What this task involves.
Can you print every record below exactly as written?

(Data entries)
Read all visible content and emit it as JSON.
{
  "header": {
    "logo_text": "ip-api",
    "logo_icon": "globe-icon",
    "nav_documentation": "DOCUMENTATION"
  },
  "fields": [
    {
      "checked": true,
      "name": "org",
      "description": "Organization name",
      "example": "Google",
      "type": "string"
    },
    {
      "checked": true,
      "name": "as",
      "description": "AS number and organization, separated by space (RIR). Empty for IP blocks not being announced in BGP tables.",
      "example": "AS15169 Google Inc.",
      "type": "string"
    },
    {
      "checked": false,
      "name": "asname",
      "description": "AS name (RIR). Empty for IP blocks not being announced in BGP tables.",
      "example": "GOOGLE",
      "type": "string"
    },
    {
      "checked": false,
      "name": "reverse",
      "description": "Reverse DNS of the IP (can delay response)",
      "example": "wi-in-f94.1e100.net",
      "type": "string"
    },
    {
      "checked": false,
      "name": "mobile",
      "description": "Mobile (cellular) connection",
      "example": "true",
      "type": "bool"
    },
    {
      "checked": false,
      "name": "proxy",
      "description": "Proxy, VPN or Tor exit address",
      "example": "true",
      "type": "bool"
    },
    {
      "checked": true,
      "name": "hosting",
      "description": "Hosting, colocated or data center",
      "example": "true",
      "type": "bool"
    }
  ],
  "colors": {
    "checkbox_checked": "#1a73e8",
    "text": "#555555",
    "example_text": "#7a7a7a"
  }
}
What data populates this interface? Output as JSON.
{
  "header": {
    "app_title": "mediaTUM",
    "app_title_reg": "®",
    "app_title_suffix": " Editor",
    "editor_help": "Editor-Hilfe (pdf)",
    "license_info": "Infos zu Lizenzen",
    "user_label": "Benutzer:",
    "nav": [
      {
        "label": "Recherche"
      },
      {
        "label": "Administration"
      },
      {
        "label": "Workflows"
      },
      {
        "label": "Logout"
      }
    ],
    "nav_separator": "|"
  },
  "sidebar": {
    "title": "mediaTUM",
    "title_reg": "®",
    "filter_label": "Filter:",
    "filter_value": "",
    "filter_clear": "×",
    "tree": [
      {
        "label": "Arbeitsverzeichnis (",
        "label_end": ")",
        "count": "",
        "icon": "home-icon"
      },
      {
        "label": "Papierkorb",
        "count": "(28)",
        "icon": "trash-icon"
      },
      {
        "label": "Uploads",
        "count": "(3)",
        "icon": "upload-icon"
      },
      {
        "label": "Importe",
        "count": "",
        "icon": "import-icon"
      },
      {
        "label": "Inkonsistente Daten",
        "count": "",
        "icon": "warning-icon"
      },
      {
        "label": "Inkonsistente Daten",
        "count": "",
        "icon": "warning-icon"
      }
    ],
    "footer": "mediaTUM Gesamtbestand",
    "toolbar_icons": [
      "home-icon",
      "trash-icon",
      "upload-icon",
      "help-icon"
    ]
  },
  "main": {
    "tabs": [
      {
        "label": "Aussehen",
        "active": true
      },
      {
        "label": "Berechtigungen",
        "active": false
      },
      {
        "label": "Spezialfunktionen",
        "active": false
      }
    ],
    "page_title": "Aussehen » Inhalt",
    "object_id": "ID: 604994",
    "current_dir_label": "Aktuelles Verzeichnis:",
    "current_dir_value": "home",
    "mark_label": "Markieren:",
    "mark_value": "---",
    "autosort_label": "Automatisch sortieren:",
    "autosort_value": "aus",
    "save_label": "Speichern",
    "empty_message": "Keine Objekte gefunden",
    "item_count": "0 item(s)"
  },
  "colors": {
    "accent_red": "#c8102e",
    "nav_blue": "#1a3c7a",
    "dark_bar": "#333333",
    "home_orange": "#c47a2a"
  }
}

Answer to the exercise.
Read all visible content and emit it as JSON.
{
  "header": {
    "logo_text": "ip-api",
    "logo_icon": "globe-icon",
    "nav_documentation": "DOCUMENTATION"
  },
  "fields": [
    {
      "checked": true,
      "name": "org",
      "description": "Organization name",
      "example": "Google",
      "type": "string"
    },
    {
      "checked": true,
      "name": "as",
      "description": "AS number and organization, separated by space (RIR). Empty for IP blocks not being announced in BGP tables.",
      "example": "AS15169 Google Inc.",
      "type": "string"
    },
    {
      "checked": false,
      "name": "asname",
      "description": "AS name (RIR). Empty for IP blocks not being announced in BGP tables.",
      "example": "GOOGLE",
      "type": "string"
    },
    {
      "checked": false,
      "name": "reverse",
      "description": "Reverse DNS of the IP (can delay response)",
      "example": "wi-in-f94.1e100.net",
      "type": "string"
    },
    {
      "checked": false,
      "name": "mobile",
      "description": "Mobile (cellular) connection",
      "example": "true",
      "type": "bool"
    },
    {
      "checked": false,
      "name": "proxy",
      "description": "Proxy, VPN or Tor exit address",
      "example": "true",
      "type": "bool"
    },
    {
      "checked": true,
      "name": "hosting",
      "description": "Hosting, colocated or data center",
      "example": "true",
      "type": "bool"
    }
  ],
  "colors": {
    "checkbox_checked": "#1a73e8",
    "text": "#555555",
    "example_text": "#7a7a7a"
  }
}
What data populates this interface? Output as JSON.
{
  "header": {
    "app_title": "mediaTUM",
    "app_title_reg": "®",
    "app_title_suffix": " Editor",
    "editor_help": "Editor-Hilfe (pdf)",
    "license_info": "Infos zu Lizenzen",
    "user_label": "Benutzer:",
    "nav": [
      {
        "label": "Recherche"
      },
      {
        "label": "Administration"
      },
      {
        "label": "Workflows"
      },
      {
        "label": "Logout"
      }
    ],
    "nav_separator": "|"
  },
  "sidebar": {
    "title": "mediaTUM",
    "title_reg": "®",
    "filter_label": "Filter:",
    "filter_value": "",
    "filter_clear": "×",
    "tree": [
      {
        "label": "Arbeitsverzeichnis (",
        "label_end": ")",
        "count": "",
        "icon": "home-icon"
      },
      {
        "label": "Papierkorb",
        "count": "(28)",
        "icon": "trash-icon"
      },
      {
        "label": "Uploads",
        "count": "(3)",
        "icon": "upload-icon"
      },
      {
        "label": "Importe",
        "count": "",
        "icon": "import-icon"
      },
      {
        "label": "Inkonsistente Daten",
        "count": "",
        "icon": "warning-icon"
      },
      {
        "label": "Inkonsistente Daten",
        "count": "",
        "icon": "warning-icon"
      }
    ],
    "footer": "mediaTUM Gesamtbestand",
    "toolbar_icons": [
      "home-icon",
      "trash-icon",
      "upload-icon",
      "help-icon"
    ]
  },
  "main": {
    "tabs": [
      {
        "label": "Aussehen",
        "active": true
      },
      {
        "label": "Berechtigungen",
        "active": false
      },
      {
        "label": "Spezialfunktionen",
        "active": false
      }
    ],
    "page_title": "Aussehen » Inhalt",
    "object_id": "ID: 604994",
    "current_dir_label": "Aktuelles Verzeichnis:",
    "current_dir_value": "home",
    "mark_label": "Markieren:",
    "mark_value": "---",
    "autosort_label": "Automatisch sortieren:",
    "autosort_value": "aus",
    "save_label": "Speichern",
    "empty_message": "Keine Objekte gefunden",
    "item_count": "0 item(s)"
  },
  "colors": {
    "accent_red": "#c8102e",
    "nav_blue": "#1a3c7a",
    "dark_bar": "#333333",
    "home_orange": "#c47a2a"
  }
}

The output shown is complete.